-------- AVAILABLE RECORDS --------

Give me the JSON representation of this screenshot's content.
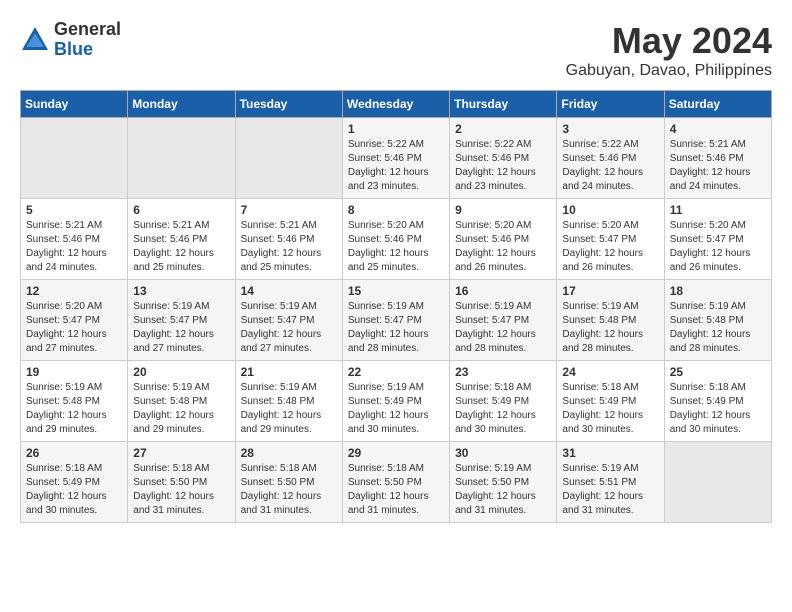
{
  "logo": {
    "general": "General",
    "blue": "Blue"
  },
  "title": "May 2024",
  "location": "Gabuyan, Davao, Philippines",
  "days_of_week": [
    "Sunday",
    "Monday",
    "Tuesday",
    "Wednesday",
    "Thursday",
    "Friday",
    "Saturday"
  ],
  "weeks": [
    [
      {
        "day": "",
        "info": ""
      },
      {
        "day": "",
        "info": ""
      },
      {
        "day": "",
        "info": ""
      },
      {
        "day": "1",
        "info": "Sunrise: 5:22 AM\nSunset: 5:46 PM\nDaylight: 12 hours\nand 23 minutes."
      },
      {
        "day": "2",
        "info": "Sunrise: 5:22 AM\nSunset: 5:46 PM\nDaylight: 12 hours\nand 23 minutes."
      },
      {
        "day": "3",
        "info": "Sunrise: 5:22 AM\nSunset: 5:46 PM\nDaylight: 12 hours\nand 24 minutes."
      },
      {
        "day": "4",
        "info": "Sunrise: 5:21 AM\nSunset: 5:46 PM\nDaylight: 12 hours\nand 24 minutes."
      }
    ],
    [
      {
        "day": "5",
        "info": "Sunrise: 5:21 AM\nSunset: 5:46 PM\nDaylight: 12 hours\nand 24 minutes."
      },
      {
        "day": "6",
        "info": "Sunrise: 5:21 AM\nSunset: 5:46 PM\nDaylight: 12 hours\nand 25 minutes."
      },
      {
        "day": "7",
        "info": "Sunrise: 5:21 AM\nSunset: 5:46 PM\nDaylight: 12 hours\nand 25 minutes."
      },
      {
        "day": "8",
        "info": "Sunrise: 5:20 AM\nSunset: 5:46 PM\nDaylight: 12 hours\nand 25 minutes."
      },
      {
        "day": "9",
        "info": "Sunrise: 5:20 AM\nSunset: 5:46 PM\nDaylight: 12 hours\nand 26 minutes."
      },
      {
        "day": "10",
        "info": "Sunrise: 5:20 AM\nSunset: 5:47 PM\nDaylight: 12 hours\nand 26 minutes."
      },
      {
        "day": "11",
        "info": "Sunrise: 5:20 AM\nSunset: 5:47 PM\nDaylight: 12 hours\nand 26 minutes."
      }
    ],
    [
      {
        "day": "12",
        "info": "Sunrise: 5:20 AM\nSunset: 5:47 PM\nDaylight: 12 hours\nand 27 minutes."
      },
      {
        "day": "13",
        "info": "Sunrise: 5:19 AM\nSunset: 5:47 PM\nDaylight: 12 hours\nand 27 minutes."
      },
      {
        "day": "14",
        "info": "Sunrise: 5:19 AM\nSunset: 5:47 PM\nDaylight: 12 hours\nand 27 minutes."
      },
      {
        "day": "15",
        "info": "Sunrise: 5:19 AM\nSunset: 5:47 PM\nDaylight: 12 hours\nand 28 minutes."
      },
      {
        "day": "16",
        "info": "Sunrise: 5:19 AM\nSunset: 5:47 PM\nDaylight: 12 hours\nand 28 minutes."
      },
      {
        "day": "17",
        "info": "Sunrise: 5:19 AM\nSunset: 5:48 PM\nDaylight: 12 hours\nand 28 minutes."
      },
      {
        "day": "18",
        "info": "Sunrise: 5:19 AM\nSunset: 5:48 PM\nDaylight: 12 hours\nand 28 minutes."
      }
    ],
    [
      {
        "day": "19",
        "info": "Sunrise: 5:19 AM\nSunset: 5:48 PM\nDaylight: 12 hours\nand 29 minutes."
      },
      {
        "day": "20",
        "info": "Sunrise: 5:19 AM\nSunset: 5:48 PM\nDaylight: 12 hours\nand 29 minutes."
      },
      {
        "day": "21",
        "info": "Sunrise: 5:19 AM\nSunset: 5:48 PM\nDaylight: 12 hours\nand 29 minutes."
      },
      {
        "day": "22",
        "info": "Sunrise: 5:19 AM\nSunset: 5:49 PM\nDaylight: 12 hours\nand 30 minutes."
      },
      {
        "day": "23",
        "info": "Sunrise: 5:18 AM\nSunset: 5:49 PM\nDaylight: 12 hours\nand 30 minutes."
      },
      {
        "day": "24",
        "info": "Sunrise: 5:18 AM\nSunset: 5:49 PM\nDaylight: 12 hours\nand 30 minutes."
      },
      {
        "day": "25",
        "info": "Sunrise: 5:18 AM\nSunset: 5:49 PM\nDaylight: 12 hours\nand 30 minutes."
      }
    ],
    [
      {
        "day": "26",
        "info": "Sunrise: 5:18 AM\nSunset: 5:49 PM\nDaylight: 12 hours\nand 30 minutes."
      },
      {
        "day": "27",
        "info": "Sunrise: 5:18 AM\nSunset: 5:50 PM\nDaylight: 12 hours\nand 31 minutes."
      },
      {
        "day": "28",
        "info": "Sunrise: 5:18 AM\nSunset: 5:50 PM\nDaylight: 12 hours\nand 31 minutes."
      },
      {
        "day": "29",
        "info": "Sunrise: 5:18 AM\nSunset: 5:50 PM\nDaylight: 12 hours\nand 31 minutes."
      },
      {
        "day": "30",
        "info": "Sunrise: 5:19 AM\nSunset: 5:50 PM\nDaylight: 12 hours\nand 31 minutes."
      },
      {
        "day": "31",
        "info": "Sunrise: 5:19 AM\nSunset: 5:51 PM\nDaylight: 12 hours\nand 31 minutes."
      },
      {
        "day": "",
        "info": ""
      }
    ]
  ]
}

--------

Extract all the data above exactly, excluding every picture.

EXPECTED OUTPUT
Give me the JSON representation of this screenshot's content.
{
  "logo": {
    "general": "General",
    "blue": "Blue"
  },
  "title": "May 2024",
  "location": "Gabuyan, Davao, Philippines",
  "days_of_week": [
    "Sunday",
    "Monday",
    "Tuesday",
    "Wednesday",
    "Thursday",
    "Friday",
    "Saturday"
  ],
  "weeks": [
    [
      {
        "day": "",
        "info": ""
      },
      {
        "day": "",
        "info": ""
      },
      {
        "day": "",
        "info": ""
      },
      {
        "day": "1",
        "info": "Sunrise: 5:22 AM\nSunset: 5:46 PM\nDaylight: 12 hours\nand 23 minutes."
      },
      {
        "day": "2",
        "info": "Sunrise: 5:22 AM\nSunset: 5:46 PM\nDaylight: 12 hours\nand 23 minutes."
      },
      {
        "day": "3",
        "info": "Sunrise: 5:22 AM\nSunset: 5:46 PM\nDaylight: 12 hours\nand 24 minutes."
      },
      {
        "day": "4",
        "info": "Sunrise: 5:21 AM\nSunset: 5:46 PM\nDaylight: 12 hours\nand 24 minutes."
      }
    ],
    [
      {
        "day": "5",
        "info": "Sunrise: 5:21 AM\nSunset: 5:46 PM\nDaylight: 12 hours\nand 24 minutes."
      },
      {
        "day": "6",
        "info": "Sunrise: 5:21 AM\nSunset: 5:46 PM\nDaylight: 12 hours\nand 25 minutes."
      },
      {
        "day": "7",
        "info": "Sunrise: 5:21 AM\nSunset: 5:46 PM\nDaylight: 12 hours\nand 25 minutes."
      },
      {
        "day": "8",
        "info": "Sunrise: 5:20 AM\nSunset: 5:46 PM\nDaylight: 12 hours\nand 25 minutes."
      },
      {
        "day": "9",
        "info": "Sunrise: 5:20 AM\nSunset: 5:46 PM\nDaylight: 12 hours\nand 26 minutes."
      },
      {
        "day": "10",
        "info": "Sunrise: 5:20 AM\nSunset: 5:47 PM\nDaylight: 12 hours\nand 26 minutes."
      },
      {
        "day": "11",
        "info": "Sunrise: 5:20 AM\nSunset: 5:47 PM\nDaylight: 12 hours\nand 26 minutes."
      }
    ],
    [
      {
        "day": "12",
        "info": "Sunrise: 5:20 AM\nSunset: 5:47 PM\nDaylight: 12 hours\nand 27 minutes."
      },
      {
        "day": "13",
        "info": "Sunrise: 5:19 AM\nSunset: 5:47 PM\nDaylight: 12 hours\nand 27 minutes."
      },
      {
        "day": "14",
        "info": "Sunrise: 5:19 AM\nSunset: 5:47 PM\nDaylight: 12 hours\nand 27 minutes."
      },
      {
        "day": "15",
        "info": "Sunrise: 5:19 AM\nSunset: 5:47 PM\nDaylight: 12 hours\nand 28 minutes."
      },
      {
        "day": "16",
        "info": "Sunrise: 5:19 AM\nSunset: 5:47 PM\nDaylight: 12 hours\nand 28 minutes."
      },
      {
        "day": "17",
        "info": "Sunrise: 5:19 AM\nSunset: 5:48 PM\nDaylight: 12 hours\nand 28 minutes."
      },
      {
        "day": "18",
        "info": "Sunrise: 5:19 AM\nSunset: 5:48 PM\nDaylight: 12 hours\nand 28 minutes."
      }
    ],
    [
      {
        "day": "19",
        "info": "Sunrise: 5:19 AM\nSunset: 5:48 PM\nDaylight: 12 hours\nand 29 minutes."
      },
      {
        "day": "20",
        "info": "Sunrise: 5:19 AM\nSunset: 5:48 PM\nDaylight: 12 hours\nand 29 minutes."
      },
      {
        "day": "21",
        "info": "Sunrise: 5:19 AM\nSunset: 5:48 PM\nDaylight: 12 hours\nand 29 minutes."
      },
      {
        "day": "22",
        "info": "Sunrise: 5:19 AM\nSunset: 5:49 PM\nDaylight: 12 hours\nand 30 minutes."
      },
      {
        "day": "23",
        "info": "Sunrise: 5:18 AM\nSunset: 5:49 PM\nDaylight: 12 hours\nand 30 minutes."
      },
      {
        "day": "24",
        "info": "Sunrise: 5:18 AM\nSunset: 5:49 PM\nDaylight: 12 hours\nand 30 minutes."
      },
      {
        "day": "25",
        "info": "Sunrise: 5:18 AM\nSunset: 5:49 PM\nDaylight: 12 hours\nand 30 minutes."
      }
    ],
    [
      {
        "day": "26",
        "info": "Sunrise: 5:18 AM\nSunset: 5:49 PM\nDaylight: 12 hours\nand 30 minutes."
      },
      {
        "day": "27",
        "info": "Sunrise: 5:18 AM\nSunset: 5:50 PM\nDaylight: 12 hours\nand 31 minutes."
      },
      {
        "day": "28",
        "info": "Sunrise: 5:18 AM\nSunset: 5:50 PM\nDaylight: 12 hours\nand 31 minutes."
      },
      {
        "day": "29",
        "info": "Sunrise: 5:18 AM\nSunset: 5:50 PM\nDaylight: 12 hours\nand 31 minutes."
      },
      {
        "day": "30",
        "info": "Sunrise: 5:19 AM\nSunset: 5:50 PM\nDaylight: 12 hours\nand 31 minutes."
      },
      {
        "day": "31",
        "info": "Sunrise: 5:19 AM\nSunset: 5:51 PM\nDaylight: 12 hours\nand 31 minutes."
      },
      {
        "day": "",
        "info": ""
      }
    ]
  ]
}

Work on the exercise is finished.